--- BEGIN Dataset content ---

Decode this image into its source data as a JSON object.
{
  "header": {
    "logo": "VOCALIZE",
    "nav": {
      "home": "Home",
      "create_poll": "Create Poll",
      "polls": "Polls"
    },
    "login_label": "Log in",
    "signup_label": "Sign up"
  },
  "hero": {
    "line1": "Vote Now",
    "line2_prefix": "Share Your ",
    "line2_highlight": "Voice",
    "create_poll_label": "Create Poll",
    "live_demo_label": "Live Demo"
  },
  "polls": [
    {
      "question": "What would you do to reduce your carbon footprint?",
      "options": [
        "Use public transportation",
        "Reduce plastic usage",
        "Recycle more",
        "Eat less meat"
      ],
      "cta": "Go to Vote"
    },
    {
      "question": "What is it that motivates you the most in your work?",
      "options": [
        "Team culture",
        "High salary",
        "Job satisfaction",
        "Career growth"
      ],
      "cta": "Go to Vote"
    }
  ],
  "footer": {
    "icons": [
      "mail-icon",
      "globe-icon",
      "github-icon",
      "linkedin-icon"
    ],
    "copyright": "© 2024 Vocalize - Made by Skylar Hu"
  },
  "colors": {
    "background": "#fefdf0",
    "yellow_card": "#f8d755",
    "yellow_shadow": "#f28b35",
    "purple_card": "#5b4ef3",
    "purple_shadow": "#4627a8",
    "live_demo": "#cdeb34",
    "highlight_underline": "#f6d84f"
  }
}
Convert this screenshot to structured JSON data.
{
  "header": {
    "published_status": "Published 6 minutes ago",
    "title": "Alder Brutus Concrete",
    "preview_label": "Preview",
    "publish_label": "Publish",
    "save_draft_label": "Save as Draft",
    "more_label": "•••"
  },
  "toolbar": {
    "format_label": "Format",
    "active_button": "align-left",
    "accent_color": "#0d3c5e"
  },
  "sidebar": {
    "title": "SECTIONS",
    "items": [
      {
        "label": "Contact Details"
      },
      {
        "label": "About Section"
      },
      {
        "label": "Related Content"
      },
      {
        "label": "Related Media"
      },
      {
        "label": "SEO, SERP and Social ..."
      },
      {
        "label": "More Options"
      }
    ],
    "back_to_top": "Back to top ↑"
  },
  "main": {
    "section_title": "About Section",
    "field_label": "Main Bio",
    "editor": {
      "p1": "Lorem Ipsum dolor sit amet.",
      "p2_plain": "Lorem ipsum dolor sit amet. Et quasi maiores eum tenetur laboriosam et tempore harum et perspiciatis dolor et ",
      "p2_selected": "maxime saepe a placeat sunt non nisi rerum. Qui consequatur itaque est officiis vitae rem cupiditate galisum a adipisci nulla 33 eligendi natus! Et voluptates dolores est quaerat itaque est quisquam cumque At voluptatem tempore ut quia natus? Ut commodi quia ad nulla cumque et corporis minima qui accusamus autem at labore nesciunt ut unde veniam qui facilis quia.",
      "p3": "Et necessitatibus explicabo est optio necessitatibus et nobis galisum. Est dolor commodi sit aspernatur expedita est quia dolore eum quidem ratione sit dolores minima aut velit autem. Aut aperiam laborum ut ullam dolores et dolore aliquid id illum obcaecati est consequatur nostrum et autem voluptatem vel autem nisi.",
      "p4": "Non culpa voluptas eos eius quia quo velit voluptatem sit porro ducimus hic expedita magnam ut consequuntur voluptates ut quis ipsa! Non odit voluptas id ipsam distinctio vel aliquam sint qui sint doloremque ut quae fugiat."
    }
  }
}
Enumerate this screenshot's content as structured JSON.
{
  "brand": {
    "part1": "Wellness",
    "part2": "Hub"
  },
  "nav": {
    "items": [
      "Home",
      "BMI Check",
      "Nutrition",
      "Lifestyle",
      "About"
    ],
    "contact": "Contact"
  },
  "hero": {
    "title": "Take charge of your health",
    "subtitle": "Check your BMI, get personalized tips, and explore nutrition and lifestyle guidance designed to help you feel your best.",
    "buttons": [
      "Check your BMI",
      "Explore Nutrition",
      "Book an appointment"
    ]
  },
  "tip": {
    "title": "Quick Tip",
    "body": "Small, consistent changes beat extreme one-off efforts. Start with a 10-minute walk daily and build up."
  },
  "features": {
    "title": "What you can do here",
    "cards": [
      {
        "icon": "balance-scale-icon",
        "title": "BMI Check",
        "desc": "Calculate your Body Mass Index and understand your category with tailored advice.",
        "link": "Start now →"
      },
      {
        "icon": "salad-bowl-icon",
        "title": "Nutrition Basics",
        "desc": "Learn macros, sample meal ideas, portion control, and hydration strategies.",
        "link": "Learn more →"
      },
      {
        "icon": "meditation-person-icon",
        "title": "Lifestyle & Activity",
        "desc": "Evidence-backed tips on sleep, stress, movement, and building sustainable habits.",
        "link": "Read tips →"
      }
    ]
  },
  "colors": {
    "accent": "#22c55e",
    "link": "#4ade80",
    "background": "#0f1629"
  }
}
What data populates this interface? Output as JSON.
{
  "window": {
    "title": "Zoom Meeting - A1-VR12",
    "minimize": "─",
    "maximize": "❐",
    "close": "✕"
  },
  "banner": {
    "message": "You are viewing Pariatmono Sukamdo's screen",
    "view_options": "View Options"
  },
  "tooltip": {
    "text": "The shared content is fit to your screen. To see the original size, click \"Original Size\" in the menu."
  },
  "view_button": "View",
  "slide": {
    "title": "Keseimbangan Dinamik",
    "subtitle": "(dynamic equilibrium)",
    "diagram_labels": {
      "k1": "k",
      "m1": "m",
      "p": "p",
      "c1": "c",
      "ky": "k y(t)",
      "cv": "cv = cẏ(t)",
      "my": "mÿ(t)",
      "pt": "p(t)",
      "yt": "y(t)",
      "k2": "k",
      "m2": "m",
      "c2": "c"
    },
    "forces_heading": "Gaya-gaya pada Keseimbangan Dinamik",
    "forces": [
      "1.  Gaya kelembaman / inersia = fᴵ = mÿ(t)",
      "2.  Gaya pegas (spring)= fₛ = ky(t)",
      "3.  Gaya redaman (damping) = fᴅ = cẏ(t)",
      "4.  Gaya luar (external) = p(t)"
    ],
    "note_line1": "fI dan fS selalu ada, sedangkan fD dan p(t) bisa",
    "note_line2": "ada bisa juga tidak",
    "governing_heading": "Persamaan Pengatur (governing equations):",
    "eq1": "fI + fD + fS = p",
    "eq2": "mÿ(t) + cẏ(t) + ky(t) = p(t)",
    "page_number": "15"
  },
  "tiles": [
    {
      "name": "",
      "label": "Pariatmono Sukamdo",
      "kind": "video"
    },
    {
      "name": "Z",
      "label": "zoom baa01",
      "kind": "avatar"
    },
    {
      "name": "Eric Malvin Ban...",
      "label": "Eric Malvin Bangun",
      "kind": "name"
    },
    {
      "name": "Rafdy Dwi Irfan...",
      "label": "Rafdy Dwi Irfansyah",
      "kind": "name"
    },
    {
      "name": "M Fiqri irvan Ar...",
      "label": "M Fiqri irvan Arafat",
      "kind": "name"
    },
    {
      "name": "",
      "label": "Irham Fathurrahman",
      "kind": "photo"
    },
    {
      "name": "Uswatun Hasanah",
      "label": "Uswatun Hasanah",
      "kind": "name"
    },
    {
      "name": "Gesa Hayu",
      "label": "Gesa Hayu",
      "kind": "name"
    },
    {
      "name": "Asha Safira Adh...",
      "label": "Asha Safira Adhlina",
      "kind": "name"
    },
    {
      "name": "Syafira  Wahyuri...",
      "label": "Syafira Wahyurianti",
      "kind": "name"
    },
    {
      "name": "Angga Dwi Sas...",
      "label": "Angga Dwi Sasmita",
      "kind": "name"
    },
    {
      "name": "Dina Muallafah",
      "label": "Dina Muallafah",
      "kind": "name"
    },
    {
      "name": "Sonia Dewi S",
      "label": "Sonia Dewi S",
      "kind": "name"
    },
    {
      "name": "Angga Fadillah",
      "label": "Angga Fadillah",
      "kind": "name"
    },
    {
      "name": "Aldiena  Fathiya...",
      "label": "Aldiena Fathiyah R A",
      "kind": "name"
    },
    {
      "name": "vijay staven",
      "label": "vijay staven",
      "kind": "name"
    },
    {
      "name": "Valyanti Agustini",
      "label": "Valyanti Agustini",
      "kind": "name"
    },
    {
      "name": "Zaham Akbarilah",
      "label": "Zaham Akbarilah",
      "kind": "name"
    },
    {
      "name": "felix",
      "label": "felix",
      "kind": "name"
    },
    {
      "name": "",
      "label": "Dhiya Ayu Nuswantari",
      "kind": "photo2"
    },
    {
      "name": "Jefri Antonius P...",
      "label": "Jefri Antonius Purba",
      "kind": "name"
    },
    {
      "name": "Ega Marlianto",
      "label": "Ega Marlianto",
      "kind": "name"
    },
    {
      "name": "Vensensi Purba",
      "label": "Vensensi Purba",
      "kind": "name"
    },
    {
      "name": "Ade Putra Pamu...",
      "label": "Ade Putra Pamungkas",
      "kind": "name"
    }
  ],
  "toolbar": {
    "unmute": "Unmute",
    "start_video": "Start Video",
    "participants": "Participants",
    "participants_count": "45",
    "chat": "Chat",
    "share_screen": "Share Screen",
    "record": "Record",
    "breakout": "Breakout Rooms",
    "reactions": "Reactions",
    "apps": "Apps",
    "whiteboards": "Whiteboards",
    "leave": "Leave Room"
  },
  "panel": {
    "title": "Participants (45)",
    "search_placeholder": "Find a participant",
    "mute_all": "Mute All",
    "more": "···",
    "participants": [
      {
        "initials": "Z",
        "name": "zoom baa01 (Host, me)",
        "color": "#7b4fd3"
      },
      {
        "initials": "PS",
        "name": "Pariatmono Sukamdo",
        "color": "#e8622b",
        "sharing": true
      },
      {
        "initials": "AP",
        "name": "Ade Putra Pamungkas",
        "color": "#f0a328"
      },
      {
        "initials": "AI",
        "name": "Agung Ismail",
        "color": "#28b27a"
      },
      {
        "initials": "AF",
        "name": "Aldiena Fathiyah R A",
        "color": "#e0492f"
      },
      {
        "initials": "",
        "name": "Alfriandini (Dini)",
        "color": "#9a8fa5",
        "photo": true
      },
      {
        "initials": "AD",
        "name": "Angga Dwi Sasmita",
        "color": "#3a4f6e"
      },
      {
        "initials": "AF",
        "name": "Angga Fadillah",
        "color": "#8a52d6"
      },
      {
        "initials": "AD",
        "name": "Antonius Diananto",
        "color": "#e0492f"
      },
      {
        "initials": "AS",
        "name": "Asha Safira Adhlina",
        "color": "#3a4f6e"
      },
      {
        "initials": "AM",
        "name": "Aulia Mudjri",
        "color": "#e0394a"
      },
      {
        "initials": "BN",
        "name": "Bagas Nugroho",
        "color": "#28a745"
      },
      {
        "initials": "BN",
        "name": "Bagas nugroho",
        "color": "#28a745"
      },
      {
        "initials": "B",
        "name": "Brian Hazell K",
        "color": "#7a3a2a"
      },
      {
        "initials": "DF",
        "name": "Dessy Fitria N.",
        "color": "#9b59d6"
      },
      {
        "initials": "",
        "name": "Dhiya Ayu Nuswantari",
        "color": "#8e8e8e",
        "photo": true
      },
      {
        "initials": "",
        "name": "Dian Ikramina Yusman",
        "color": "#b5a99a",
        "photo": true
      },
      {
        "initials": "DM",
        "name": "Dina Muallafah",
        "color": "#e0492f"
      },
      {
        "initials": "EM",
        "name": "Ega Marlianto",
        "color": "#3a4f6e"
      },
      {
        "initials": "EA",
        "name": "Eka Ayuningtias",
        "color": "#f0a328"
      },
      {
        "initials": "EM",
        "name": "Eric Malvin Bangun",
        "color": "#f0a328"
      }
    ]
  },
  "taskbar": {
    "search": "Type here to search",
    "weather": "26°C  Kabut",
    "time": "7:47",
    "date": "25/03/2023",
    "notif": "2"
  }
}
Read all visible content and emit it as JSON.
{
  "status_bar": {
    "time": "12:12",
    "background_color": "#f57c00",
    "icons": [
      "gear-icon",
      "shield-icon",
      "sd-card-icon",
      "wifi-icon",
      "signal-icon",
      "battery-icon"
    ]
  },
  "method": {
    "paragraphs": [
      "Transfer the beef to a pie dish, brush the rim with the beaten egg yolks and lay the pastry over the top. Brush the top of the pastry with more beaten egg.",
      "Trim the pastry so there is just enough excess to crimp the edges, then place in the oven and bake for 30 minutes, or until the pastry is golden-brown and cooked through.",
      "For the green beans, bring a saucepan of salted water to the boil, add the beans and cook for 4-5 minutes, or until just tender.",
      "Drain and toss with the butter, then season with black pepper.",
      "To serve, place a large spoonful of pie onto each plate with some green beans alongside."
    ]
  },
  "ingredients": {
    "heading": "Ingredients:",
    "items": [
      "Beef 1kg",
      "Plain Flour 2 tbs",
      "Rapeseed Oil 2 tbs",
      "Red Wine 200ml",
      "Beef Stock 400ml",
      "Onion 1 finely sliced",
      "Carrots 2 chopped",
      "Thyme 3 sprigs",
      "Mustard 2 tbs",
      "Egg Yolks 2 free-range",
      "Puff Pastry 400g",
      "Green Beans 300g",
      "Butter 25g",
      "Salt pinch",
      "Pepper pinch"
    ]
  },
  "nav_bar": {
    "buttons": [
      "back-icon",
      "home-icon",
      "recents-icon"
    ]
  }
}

--- END Dataset content ---

__What to do__. Look through the entries above and list every line containing "irvan".

__Written solution__.
      "name": "M Fiqri irvan Ar...",
      "label": "M Fiqri irvan Arafat",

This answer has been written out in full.